• _Instructions for the task_:
Return each entry exactly, with none missing.

(Items from a figure collection)
····················

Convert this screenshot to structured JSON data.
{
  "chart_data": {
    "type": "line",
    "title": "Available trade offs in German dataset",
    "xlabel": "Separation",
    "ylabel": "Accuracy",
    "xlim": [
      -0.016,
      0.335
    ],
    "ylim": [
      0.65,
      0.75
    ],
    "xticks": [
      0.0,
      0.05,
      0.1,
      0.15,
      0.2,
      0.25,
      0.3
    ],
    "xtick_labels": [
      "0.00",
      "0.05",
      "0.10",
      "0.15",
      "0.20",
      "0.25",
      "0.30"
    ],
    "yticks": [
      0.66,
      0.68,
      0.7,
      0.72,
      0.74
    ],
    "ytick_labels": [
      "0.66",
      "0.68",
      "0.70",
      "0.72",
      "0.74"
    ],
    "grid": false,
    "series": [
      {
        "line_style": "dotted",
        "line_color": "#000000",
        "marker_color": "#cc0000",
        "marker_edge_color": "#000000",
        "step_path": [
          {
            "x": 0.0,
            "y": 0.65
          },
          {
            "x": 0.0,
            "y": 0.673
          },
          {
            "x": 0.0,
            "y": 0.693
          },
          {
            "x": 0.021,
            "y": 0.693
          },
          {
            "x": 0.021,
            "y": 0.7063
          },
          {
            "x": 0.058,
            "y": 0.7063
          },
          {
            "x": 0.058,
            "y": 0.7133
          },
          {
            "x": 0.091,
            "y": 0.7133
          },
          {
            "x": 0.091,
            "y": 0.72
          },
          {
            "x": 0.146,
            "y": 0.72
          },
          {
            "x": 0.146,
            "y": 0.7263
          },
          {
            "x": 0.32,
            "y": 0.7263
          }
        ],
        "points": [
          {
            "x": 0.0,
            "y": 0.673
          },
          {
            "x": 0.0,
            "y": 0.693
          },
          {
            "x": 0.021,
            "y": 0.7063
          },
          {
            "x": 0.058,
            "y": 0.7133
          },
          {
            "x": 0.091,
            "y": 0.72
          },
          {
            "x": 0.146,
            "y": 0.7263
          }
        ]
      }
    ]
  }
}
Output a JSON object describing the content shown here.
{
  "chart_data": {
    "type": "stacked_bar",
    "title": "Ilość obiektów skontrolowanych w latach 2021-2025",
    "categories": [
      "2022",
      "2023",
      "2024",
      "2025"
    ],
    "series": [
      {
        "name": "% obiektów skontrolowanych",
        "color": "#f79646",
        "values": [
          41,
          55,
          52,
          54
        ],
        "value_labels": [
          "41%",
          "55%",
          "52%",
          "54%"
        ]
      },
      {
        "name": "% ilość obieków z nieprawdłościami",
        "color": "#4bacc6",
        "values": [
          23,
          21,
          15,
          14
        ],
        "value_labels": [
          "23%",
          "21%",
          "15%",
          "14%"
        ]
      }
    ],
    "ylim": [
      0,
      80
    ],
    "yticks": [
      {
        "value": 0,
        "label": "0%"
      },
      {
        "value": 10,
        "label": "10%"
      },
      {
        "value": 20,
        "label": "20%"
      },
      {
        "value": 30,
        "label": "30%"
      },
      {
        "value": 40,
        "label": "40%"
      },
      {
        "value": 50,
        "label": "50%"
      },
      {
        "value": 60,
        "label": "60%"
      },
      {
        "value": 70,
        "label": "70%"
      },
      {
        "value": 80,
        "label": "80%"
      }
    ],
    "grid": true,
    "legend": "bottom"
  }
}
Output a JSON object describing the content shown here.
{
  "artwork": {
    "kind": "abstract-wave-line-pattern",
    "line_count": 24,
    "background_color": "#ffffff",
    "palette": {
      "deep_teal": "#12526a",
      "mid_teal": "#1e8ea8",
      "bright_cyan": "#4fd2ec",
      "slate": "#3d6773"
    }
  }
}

····················

• _Exercise result_:
Convert this screenshot to structured JSON data.
{
  "chart_data": {
    "type": "line",
    "title": "Available trade offs in German dataset",
    "xlabel": "Separation",
    "ylabel": "Accuracy",
    "xlim": [
      -0.016,
      0.335
    ],
    "ylim": [
      0.65,
      0.75
    ],
    "xticks": [
      0.0,
      0.05,
      0.1,
      0.15,
      0.2,
      0.25,
      0.3
    ],
    "xtick_labels": [
      "0.00",
      "0.05",
      "0.10",
      "0.15",
      "0.20",
      "0.25",
      "0.30"
    ],
    "yticks": [
      0.66,
      0.68,
      0.7,
      0.72,
      0.74
    ],
    "ytick_labels": [
      "0.66",
      "0.68",
      "0.70",
      "0.72",
      "0.74"
    ],
    "grid": false,
    "series": [
      {
        "line_style": "dotted",
        "line_color": "#000000",
        "marker_color": "#cc0000",
        "marker_edge_color": "#000000",
        "step_path": [
          {
            "x": 0.0,
            "y": 0.65
          },
          {
            "x": 0.0,
            "y": 0.673
          },
          {
            "x": 0.0,
            "y": 0.693
          },
          {
            "x": 0.021,
            "y": 0.693
          },
          {
            "x": 0.021,
            "y": 0.7063
          },
          {
            "x": 0.058,
            "y": 0.7063
          },
          {
            "x": 0.058,
            "y": 0.7133
          },
          {
            "x": 0.091,
            "y": 0.7133
          },
          {
            "x": 0.091,
            "y": 0.72
          },
          {
            "x": 0.146,
            "y": 0.72
          },
          {
            "x": 0.146,
            "y": 0.7263
          },
          {
            "x": 0.32,
            "y": 0.7263
          }
        ],
        "points": [
          {
            "x": 0.0,
            "y": 0.673
          },
          {
            "x": 0.0,
            "y": 0.693
          },
          {
            "x": 0.021,
            "y": 0.7063
          },
          {
            "x": 0.058,
            "y": 0.7133
          },
          {
            "x": 0.091,
            "y": 0.72
          },
          {
            "x": 0.146,
            "y": 0.7263
          }
        ]
      }
    ]
  }
}
Output a JSON object describing the content shown here.
{
  "chart_data": {
    "type": "stacked_bar",
    "title": "Ilość obiektów skontrolowanych w latach 2021-2025",
    "categories": [
      "2022",
      "2023",
      "2024",
      "2025"
    ],
    "series": [
      {
        "name": "% obiektów skontrolowanych",
        "color": "#f79646",
        "values": [
          41,
          55,
          52,
          54
        ],
        "value_labels": [
          "41%",
          "55%",
          "52%",
          "54%"
        ]
      },
      {
        "name": "% ilość obieków z nieprawdłościami",
        "color": "#4bacc6",
        "values": [
          23,
          21,
          15,
          14
        ],
        "value_labels": [
          "23%",
          "21%",
          "15%",
          "14%"
        ]
      }
    ],
    "ylim": [
      0,
      80
    ],
    "yticks": [
      {
        "value": 0,
        "label": "0%"
      },
      {
        "value": 10,
        "label": "10%"
      },
      {
        "value": 20,
        "label": "20%"
      },
      {
        "value": 30,
        "label": "30%"
      },
      {
        "value": 40,
        "label": "40%"
      },
      {
        "value": 50,
        "label": "50%"
      },
      {
        "value": 60,
        "label": "60%"
      },
      {
        "value": 70,
        "label": "70%"
      },
      {
        "value": 80,
        "label": "80%"
      }
    ],
    "grid": true,
    "legend": "bottom"
  }
}
Output a JSON object describing the content shown here.
{
  "artwork": {
    "kind": "abstract-wave-line-pattern",
    "line_count": 24,
    "background_color": "#ffffff",
    "palette": {
      "deep_teal": "#12526a",
      "mid_teal": "#1e8ea8",
      "bright_cyan": "#4fd2ec",
      "slate": "#3d6773"
    }
  }
}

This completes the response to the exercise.